>> Begin Entries shown

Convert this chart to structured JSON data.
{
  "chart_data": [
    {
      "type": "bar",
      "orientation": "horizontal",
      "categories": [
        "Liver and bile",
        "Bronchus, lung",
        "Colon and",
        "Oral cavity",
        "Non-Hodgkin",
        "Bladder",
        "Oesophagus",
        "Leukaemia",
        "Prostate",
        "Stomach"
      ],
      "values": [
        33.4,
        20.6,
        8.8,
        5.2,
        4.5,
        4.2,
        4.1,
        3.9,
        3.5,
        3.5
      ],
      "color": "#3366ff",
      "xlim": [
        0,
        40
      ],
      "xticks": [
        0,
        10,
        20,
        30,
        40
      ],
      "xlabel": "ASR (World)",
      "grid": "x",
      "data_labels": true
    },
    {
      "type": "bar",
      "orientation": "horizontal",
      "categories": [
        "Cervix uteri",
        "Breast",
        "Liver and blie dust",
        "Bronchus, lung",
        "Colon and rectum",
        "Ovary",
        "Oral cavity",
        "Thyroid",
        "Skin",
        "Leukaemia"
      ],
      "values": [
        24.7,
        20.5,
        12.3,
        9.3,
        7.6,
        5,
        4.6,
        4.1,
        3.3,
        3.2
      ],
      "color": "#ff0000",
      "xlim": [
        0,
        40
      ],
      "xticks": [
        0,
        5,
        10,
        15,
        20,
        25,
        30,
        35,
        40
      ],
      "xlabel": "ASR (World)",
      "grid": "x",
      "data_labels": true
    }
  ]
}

>> End Entries shown

- What to produce: Without leaving anything out, quote all the data.

- Task output:
Convert this chart to structured JSON data.
{
  "chart_data": [
    {
      "type": "bar",
      "orientation": "horizontal",
      "categories": [
        "Liver and bile",
        "Bronchus, lung",
        "Colon and",
        "Oral cavity",
        "Non-Hodgkin",
        "Bladder",
        "Oesophagus",
        "Leukaemia",
        "Prostate",
        "Stomach"
      ],
      "values": [
        33.4,
        20.6,
        8.8,
        5.2,
        4.5,
        4.2,
        4.1,
        3.9,
        3.5,
        3.5
      ],
      "color": "#3366ff",
      "xlim": [
        0,
        40
      ],
      "xticks": [
        0,
        10,
        20,
        30,
        40
      ],
      "xlabel": "ASR (World)",
      "grid": "x",
      "data_labels": true
    },
    {
      "type": "bar",
      "orientation": "horizontal",
      "categories": [
        "Cervix uteri",
        "Breast",
        "Liver and blie dust",
        "Bronchus, lung",
        "Colon and rectum",
        "Ovary",
        "Oral cavity",
        "Thyroid",
        "Skin",
        "Leukaemia"
      ],
      "values": [
        24.7,
        20.5,
        12.3,
        9.3,
        7.6,
        5,
        4.6,
        4.1,
        3.3,
        3.2
      ],
      "color": "#ff0000",
      "xlim": [
        0,
        40
      ],
      "xticks": [
        0,
        5,
        10,
        15,
        20,
        25,
        30,
        35,
        40
      ],
      "xlabel": "ASR (World)",
      "grid": "x",
      "data_labels": true
    }
  ]
}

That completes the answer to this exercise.